- [EXERCISE INPUT]:
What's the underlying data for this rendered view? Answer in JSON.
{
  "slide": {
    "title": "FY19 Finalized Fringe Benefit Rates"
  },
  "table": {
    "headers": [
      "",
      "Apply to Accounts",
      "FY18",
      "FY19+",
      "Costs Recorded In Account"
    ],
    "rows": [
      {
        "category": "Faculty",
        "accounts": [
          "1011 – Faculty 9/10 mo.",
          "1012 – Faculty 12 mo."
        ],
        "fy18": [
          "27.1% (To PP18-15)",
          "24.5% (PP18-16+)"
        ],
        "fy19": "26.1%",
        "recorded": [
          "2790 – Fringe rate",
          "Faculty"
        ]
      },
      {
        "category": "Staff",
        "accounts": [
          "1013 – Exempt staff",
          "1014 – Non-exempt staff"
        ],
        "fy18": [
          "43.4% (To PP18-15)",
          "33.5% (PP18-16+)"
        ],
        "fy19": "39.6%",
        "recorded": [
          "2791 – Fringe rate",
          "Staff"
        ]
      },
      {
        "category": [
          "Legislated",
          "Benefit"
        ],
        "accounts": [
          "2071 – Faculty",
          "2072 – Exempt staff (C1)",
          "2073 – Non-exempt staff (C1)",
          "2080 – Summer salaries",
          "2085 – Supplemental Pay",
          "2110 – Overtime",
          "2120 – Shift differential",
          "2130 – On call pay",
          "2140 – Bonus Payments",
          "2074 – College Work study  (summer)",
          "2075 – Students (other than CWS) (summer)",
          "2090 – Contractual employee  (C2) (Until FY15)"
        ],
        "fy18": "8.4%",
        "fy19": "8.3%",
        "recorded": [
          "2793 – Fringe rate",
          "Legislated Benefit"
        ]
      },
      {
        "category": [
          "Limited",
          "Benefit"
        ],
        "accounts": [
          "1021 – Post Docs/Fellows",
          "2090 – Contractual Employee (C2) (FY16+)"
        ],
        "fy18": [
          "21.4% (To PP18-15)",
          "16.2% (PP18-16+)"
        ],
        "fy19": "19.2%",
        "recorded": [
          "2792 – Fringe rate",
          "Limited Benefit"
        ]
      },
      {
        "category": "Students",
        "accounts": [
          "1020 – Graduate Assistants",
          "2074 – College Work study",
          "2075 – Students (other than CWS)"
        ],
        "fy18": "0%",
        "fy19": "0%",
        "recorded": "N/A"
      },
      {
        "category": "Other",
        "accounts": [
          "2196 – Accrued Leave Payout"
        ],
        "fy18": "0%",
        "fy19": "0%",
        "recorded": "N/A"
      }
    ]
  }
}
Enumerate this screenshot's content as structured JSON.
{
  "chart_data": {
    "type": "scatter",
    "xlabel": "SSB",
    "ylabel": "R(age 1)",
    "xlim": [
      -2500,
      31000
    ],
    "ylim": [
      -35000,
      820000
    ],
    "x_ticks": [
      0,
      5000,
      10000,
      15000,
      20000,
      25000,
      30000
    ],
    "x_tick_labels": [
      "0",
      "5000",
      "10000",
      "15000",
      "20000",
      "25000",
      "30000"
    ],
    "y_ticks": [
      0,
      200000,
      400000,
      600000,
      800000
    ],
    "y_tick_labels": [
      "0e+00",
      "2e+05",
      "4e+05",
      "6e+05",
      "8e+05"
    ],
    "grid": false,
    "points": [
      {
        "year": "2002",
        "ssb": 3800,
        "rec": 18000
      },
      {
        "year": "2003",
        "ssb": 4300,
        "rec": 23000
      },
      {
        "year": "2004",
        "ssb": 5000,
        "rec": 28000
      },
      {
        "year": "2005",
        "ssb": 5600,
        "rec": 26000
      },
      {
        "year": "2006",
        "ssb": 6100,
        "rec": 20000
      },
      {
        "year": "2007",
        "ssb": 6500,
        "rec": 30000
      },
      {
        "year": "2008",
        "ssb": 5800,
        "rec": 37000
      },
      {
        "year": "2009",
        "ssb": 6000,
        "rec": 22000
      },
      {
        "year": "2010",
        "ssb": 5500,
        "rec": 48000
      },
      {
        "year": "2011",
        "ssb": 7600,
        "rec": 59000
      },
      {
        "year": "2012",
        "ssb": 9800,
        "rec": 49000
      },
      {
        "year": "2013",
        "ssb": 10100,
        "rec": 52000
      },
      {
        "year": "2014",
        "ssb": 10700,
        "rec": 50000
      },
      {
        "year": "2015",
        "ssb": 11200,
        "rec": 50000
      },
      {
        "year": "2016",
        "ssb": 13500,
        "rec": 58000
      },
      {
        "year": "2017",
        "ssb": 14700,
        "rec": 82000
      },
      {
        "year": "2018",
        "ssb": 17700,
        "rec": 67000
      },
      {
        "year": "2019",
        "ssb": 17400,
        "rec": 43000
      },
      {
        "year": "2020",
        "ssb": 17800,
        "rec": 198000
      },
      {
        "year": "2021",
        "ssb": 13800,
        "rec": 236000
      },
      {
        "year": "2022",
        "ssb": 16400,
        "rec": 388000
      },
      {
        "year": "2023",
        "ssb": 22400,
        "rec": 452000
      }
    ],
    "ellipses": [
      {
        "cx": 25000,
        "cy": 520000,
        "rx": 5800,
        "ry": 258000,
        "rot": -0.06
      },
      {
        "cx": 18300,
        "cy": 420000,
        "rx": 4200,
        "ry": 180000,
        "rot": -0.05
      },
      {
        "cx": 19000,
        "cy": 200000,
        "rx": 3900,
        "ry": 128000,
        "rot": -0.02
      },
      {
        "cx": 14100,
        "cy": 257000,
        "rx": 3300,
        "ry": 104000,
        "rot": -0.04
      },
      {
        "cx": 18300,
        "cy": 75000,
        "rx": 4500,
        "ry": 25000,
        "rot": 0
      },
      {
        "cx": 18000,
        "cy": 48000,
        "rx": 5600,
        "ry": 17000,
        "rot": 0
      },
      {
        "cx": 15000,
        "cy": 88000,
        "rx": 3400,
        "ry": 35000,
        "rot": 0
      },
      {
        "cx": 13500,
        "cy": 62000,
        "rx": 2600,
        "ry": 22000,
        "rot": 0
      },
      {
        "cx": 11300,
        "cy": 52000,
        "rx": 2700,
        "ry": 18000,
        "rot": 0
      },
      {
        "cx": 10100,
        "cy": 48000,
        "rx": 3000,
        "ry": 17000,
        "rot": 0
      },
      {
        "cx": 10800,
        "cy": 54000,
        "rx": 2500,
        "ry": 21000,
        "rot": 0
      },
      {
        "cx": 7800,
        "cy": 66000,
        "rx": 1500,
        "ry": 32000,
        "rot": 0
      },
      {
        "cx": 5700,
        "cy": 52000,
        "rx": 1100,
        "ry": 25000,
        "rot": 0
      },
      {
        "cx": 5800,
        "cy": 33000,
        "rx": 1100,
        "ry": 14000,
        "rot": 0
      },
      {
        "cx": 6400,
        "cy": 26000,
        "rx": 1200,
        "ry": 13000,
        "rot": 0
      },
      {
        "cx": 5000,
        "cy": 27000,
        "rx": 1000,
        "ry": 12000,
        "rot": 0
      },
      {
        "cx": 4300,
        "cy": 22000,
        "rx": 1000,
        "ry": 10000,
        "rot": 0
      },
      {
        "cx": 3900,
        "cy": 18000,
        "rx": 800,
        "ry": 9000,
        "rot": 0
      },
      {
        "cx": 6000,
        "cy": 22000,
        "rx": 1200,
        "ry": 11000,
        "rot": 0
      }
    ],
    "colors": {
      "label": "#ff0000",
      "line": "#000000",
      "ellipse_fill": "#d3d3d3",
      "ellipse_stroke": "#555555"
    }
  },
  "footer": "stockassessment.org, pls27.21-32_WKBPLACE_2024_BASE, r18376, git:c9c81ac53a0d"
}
* * *
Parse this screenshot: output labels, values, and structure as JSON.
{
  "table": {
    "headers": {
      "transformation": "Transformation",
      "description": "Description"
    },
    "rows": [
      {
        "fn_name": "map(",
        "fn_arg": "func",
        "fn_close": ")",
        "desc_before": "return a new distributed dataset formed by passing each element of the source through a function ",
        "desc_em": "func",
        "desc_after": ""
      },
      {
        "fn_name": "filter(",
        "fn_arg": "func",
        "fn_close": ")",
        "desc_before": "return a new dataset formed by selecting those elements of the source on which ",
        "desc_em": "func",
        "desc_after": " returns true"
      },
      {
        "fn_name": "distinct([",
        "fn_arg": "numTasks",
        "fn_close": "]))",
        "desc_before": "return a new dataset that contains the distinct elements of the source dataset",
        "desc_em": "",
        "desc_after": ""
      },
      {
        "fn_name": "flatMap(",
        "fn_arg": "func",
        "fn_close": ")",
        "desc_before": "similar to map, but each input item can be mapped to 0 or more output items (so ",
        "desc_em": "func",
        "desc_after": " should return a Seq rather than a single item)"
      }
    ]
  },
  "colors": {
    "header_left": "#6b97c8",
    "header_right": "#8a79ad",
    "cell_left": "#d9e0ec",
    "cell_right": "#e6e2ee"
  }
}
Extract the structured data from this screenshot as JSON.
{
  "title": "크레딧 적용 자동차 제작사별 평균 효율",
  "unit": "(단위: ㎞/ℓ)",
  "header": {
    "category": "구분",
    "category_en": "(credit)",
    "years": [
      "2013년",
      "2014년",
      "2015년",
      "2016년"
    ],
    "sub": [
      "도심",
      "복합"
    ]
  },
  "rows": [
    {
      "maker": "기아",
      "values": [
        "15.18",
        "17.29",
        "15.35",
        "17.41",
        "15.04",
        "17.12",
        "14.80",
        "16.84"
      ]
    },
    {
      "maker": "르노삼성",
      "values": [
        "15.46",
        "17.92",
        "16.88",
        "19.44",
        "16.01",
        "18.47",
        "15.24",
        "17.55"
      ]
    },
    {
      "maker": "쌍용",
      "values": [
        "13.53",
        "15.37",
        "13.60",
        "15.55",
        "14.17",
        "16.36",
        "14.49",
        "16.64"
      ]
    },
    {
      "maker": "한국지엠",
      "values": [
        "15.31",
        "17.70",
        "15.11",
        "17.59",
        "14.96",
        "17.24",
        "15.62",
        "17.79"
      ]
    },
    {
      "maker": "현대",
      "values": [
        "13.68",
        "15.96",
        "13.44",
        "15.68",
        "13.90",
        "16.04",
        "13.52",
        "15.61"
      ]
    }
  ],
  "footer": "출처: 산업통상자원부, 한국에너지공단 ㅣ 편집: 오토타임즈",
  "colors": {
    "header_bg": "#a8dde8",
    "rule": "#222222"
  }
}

- [EXERCISE BRIEF]: Every line of the listing that holds "this" should be found and copied.

- [FINISHED ANSWER]:
What's the underlying data for this rendered view? Answer in JSON.
Enumerate this screenshot's content as structured JSON.
Parse this screenshot: output labels, values, and structure as JSON.
Extract the structured data from this screenshot as JSON.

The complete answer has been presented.